## Problem description
Convert the material between the lines holding "Where are 6" and "slice-label: Don’t know, 21, 16%", inclusive, into a two-column CSV with the columns text and answer. Write one row for each text and its answer, with each value in a single quoted field, line breaks replaced by spaces, and the pictures left out.

## The records
———
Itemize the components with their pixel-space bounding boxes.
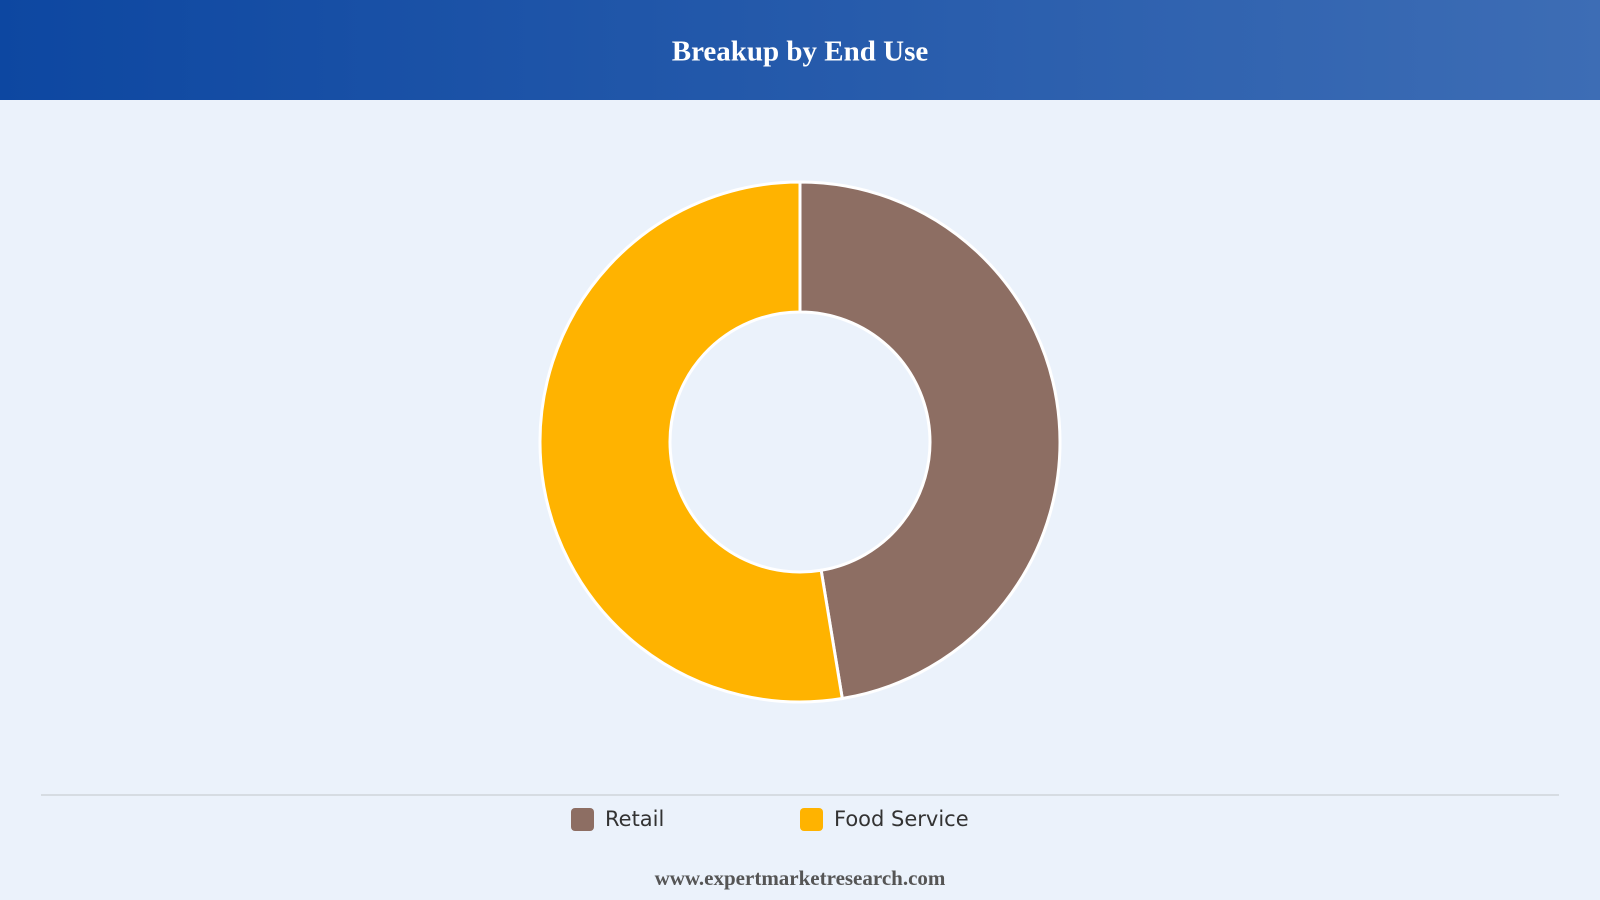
———
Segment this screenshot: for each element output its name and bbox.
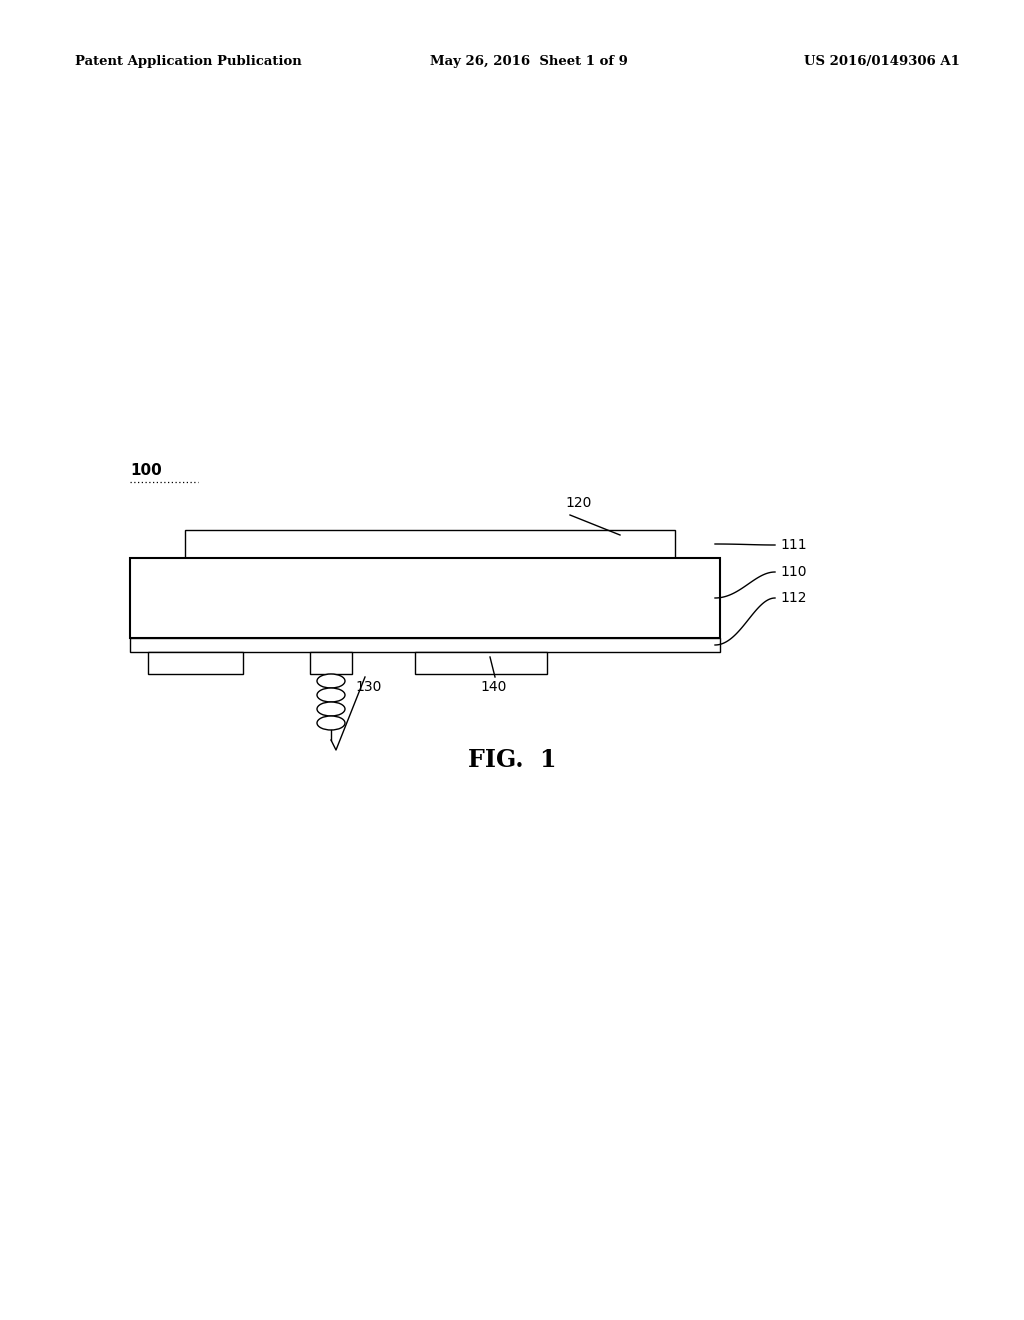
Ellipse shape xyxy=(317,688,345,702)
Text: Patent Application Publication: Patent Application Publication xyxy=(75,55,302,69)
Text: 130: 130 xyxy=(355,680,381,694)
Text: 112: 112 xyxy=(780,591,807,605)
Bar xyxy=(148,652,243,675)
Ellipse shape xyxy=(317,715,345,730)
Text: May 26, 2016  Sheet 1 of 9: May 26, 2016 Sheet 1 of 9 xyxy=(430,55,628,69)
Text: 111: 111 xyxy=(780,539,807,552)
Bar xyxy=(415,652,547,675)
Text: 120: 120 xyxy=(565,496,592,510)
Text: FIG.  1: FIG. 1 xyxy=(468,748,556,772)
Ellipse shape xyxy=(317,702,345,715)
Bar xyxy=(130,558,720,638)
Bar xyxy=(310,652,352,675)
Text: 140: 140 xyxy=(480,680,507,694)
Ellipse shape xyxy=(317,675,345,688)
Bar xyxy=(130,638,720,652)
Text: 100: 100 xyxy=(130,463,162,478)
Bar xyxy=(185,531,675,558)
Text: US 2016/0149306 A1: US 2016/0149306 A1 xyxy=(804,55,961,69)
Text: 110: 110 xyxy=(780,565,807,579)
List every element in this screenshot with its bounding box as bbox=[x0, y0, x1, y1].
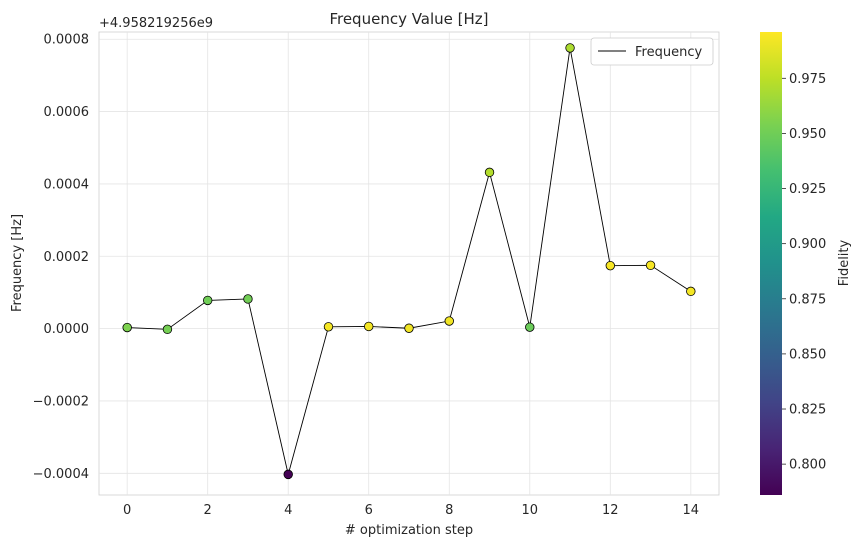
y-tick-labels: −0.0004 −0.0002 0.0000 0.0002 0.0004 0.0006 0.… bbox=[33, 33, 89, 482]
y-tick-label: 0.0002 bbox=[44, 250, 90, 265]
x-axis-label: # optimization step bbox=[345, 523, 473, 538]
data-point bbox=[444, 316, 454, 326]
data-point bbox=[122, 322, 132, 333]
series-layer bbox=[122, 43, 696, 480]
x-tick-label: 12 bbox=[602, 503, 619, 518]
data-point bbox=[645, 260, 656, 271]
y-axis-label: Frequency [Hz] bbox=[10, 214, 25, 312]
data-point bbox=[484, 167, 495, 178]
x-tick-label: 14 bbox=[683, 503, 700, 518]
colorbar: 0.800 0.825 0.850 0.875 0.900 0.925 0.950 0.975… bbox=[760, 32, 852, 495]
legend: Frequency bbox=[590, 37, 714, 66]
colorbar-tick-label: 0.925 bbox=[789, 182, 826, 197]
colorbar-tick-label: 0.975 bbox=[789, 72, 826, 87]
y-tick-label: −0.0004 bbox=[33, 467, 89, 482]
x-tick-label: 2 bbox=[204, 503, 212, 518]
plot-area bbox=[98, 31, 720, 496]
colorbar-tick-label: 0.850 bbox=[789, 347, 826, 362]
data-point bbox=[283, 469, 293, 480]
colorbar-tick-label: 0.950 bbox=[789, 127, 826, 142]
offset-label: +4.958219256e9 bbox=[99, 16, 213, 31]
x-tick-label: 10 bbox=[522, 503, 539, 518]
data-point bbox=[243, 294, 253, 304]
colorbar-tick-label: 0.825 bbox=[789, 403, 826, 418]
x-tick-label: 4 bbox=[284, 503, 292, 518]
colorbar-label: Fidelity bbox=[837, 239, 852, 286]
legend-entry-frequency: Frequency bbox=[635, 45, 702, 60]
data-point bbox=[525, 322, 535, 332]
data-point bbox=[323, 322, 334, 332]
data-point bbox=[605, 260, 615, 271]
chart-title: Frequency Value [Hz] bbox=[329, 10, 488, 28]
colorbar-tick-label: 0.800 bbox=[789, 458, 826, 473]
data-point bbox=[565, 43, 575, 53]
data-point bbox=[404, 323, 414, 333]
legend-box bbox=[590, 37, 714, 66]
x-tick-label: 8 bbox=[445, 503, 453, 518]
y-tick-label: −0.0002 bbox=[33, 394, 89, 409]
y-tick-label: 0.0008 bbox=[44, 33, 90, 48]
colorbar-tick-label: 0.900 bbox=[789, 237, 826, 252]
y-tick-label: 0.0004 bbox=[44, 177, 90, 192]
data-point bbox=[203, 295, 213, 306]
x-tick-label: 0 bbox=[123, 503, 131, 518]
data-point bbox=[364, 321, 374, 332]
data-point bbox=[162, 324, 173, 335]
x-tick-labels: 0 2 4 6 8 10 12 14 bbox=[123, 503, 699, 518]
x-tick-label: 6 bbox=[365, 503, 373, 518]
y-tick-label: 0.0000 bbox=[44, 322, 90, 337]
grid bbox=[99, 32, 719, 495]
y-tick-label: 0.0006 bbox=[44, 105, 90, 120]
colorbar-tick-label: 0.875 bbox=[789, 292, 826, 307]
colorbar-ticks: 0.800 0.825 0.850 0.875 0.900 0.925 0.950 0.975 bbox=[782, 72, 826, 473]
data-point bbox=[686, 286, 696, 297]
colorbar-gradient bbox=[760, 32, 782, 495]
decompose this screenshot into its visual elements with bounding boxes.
———
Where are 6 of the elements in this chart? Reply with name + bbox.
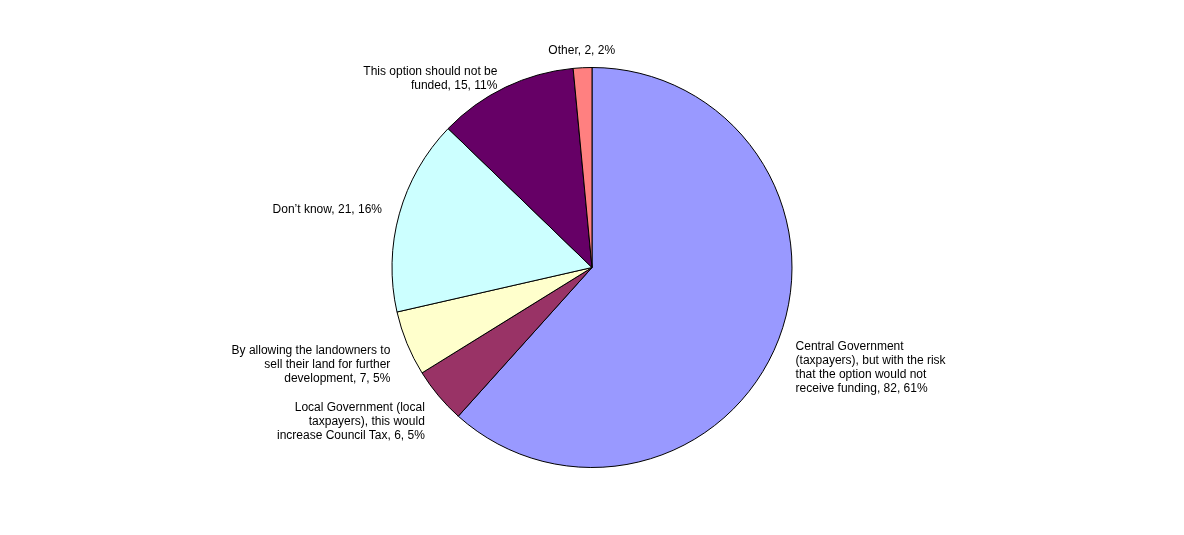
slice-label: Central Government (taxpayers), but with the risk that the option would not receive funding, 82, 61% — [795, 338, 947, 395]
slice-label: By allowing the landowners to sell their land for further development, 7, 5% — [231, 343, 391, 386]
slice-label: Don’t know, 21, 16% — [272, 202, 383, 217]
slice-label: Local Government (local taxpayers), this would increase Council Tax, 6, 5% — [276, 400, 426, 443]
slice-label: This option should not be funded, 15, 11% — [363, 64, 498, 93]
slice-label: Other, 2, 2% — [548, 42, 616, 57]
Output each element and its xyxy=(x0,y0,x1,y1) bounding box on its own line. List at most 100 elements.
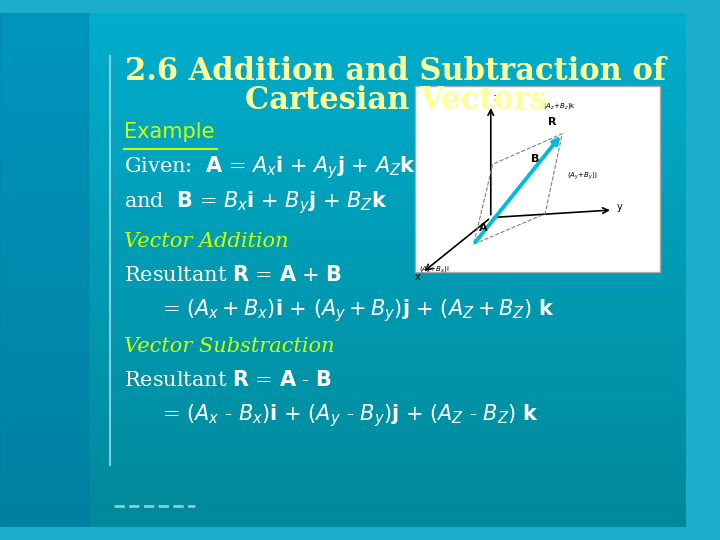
———
## Response to the task
text,answer
"Where are 6 of the elements in this chart? Reply with name + bbox.","slice-label: Central Government (taxpayers), but with the risk that the option would not receive funding, 82, 61% — [795, 338, 947, 395] slice-label: By allowing the landowners to sell their land for further development, 7, 5% — [231, 343, 391, 386] slice-label: Don’t know, 21, 16% — [272, 202, 383, 217]"